Sayfa Metni:
━━━━

Şimdi, yine kendi sözüne geleceğim, yine Barla’da... Kur’an'ın bütün surları yıkılmış, Kur’an tek başıyla kendini müdafaa ediyor. "Kur’an'ın bütün surları yıkılmış" sözünün mânası, kanaatımca şudur: Dinî tedrisat yapan medreseler, mekteplerdeki din dersleri ve nihâyet camilerin arkasında Allah, Allah denilen tekyeler... Bunların kapanması ve en büyük musibet olarak başımıza gelmesi. Tedris-i Kur’aniyi yasak etti.
Şimdi, Kur’an atlas kaba, atlas kılıfa konarak, kıble duvarına asılmak ve Cuma akşamları ölülerin ruhuna Yasin-i Şerif okunmak için mi kullanılacak?
İşte Üstad, öyle mukaddes ve kudsî bir kitabın, kelâmullahın bu asra bakan ehemmiyetli mânasına işaret edecek... Ve o, bu vazifenin icâbını hepimizin bildiği gibi, en ağır şartlar altında, daima hayatı tehlikede olarak yapmak suretiyle îfâ etmiştir. Bunun için fazla söz söylemeye zannederim ihtiyaç yoktur.

━━━━

Verilen Kayıtlar:
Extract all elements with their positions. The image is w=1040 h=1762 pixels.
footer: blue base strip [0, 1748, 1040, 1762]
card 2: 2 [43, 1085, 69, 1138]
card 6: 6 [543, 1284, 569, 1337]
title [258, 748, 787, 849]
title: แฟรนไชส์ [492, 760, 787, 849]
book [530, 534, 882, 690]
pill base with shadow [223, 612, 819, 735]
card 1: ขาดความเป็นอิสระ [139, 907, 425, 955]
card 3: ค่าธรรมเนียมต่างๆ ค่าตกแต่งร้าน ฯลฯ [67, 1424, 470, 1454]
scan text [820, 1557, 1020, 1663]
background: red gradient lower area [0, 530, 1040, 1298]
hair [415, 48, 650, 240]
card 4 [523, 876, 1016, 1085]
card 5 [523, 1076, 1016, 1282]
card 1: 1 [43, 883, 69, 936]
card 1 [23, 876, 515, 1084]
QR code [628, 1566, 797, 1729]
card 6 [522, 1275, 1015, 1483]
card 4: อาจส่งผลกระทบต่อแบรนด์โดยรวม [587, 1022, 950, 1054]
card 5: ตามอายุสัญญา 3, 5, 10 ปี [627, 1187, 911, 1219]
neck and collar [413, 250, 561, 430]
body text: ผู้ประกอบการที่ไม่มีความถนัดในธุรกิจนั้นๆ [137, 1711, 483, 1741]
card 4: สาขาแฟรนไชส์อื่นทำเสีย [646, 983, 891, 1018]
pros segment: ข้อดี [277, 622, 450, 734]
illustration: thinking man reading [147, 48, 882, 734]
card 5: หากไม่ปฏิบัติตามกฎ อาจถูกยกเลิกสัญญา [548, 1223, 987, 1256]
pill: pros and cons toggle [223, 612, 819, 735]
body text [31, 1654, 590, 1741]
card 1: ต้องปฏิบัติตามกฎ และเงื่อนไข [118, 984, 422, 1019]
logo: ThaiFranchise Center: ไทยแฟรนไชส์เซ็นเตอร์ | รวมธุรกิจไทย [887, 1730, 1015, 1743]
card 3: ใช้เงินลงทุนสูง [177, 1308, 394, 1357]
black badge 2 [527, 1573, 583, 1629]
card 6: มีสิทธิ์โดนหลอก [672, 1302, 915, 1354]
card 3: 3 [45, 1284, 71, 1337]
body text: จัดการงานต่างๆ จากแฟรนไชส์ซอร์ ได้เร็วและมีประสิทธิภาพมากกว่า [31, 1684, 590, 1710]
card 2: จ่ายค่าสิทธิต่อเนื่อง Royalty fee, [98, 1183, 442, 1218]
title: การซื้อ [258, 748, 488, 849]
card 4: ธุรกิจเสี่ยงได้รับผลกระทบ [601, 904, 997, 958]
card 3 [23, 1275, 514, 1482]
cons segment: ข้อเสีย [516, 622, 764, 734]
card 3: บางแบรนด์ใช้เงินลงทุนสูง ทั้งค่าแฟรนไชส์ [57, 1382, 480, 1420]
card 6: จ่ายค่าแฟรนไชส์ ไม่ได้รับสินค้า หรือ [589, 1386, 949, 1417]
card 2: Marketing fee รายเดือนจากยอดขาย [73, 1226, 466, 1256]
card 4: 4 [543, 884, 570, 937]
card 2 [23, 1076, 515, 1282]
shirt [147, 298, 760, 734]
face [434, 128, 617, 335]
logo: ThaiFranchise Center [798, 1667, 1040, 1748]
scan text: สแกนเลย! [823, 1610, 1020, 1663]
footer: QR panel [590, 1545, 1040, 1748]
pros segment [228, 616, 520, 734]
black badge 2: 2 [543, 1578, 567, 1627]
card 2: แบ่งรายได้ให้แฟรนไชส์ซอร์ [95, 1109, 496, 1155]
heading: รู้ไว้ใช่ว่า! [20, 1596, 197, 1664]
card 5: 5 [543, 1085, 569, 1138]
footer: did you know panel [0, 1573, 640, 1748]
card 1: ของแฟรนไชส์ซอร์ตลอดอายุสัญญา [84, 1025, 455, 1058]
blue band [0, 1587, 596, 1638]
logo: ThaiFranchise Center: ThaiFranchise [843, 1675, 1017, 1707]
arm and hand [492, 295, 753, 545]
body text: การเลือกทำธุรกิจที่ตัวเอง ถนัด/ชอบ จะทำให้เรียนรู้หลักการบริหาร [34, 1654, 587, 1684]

━━━━

Şunları Yapın:
A) Sayfa metninde "Kur’an'ın bütün surları yıkılmış" sözünün anlamı açıklanırken sayılan her şeyi sıralayın.
B) Sayfa metninde "Şimdi, yine kendi" ile "Kur’aniyi yasak etti." arasındaki kısmı, bu ifadeler de dâhil, hiç değiştirmeden yazın.

Tam Çözümler:
A)
- Dinî tedrisat yapan medreseler
- Mekteplerdeki din dersleri
- Camilerin arkasında Allah, Allah denilen tekyeler

B)
Şimdi, yine kendi sözüne geleceğim, yine Barla’da... Kur’an'ın bütün surları yıkılmış, Kur’an tek başıyla kendini müdafaa ediyor. "Kur’an'ın bütün surları yıkılmış" sözünün mânası, kanaatımca şudur: Dinî tedrisat yapan medreseler, mekteplerdeki din dersleri ve nihâyet camilerin arkasında Allah, Allah denilen tekyeler... Bunların kapanması ve en büyük musibet olarak başımıza gelmesi. Tedris-i Kur’aniyi yasak etti.